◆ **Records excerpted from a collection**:
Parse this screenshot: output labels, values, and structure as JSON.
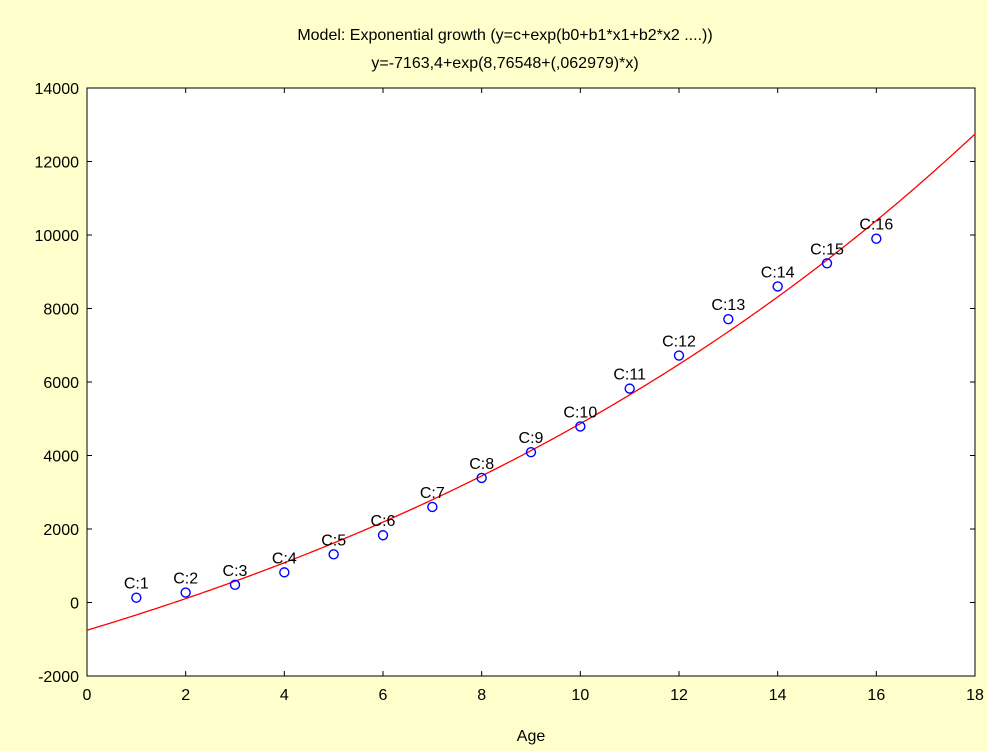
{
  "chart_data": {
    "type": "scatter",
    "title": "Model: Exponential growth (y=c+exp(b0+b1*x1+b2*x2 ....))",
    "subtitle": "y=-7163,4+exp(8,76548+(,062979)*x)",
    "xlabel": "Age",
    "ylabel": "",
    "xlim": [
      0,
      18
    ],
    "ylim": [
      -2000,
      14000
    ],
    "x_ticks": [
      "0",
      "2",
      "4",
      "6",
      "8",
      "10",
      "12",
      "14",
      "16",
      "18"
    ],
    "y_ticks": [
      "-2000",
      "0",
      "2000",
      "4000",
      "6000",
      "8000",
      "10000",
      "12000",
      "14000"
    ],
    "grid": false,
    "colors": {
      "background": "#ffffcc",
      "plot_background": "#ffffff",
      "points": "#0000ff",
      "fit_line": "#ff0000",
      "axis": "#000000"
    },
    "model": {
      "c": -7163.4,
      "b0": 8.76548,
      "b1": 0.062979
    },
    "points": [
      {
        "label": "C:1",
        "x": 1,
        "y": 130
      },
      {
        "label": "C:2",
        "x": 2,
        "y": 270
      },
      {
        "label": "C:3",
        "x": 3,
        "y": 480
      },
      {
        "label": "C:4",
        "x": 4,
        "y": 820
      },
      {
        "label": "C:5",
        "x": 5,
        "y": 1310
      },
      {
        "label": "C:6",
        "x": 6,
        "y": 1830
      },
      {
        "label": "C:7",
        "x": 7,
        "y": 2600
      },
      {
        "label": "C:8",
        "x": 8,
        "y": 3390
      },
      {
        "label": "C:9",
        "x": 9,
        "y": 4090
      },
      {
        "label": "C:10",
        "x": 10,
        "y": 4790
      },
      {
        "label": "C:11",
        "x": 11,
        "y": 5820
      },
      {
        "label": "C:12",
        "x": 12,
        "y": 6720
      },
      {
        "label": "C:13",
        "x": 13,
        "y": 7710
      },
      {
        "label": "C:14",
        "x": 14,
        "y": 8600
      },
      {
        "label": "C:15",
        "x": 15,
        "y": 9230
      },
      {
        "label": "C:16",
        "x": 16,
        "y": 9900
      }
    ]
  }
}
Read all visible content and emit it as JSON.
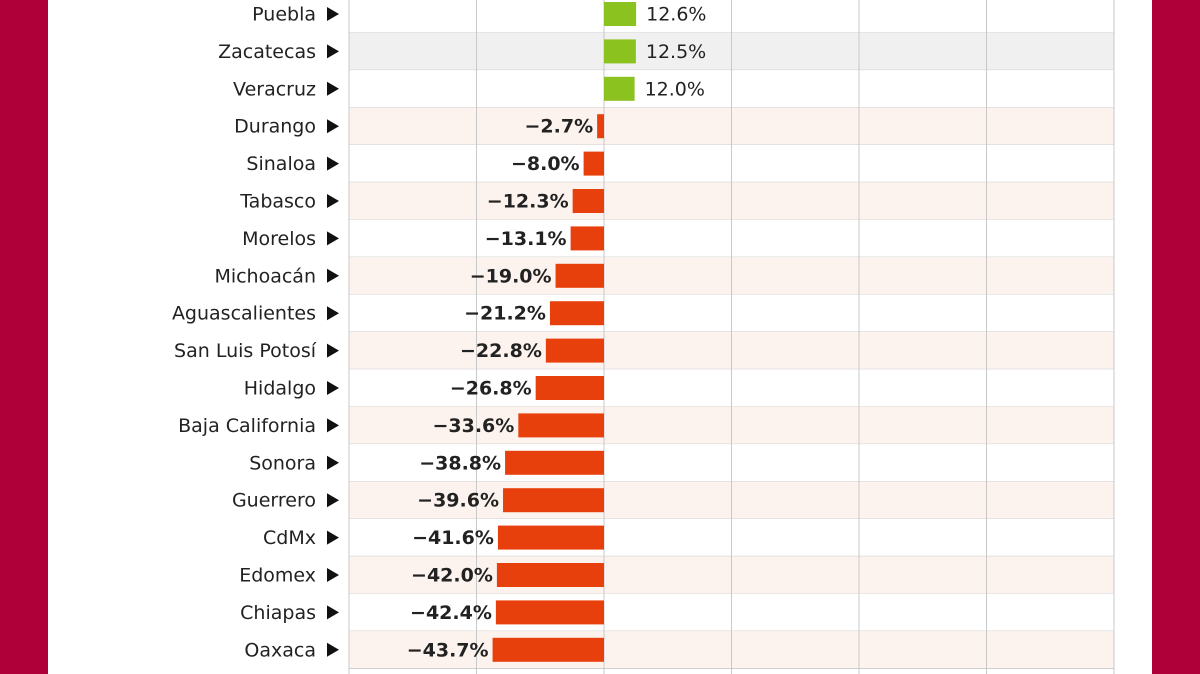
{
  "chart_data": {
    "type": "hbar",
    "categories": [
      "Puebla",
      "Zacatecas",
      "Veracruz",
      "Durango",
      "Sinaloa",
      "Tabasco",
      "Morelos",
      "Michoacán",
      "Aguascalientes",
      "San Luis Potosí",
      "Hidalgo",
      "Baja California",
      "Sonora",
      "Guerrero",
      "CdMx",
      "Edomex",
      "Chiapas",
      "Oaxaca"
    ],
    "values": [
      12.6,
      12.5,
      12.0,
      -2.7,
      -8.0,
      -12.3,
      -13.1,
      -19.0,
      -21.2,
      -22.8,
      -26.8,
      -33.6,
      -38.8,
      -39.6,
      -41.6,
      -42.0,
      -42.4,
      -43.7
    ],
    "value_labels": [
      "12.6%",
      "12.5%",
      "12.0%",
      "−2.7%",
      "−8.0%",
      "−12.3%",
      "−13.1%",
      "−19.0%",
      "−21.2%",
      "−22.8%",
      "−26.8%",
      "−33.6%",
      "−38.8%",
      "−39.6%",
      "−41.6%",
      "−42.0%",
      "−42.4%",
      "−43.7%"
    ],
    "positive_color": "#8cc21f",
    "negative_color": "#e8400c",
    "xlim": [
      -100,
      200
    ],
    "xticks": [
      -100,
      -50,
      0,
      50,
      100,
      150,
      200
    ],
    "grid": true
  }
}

◆ **Problem description**: All lines holding the word "JSON" should be picked out and copied.

◆ **Task solution**:
Parse this screenshot: output labels, values, and structure as JSON.
Read all visible content and emit it as JSON.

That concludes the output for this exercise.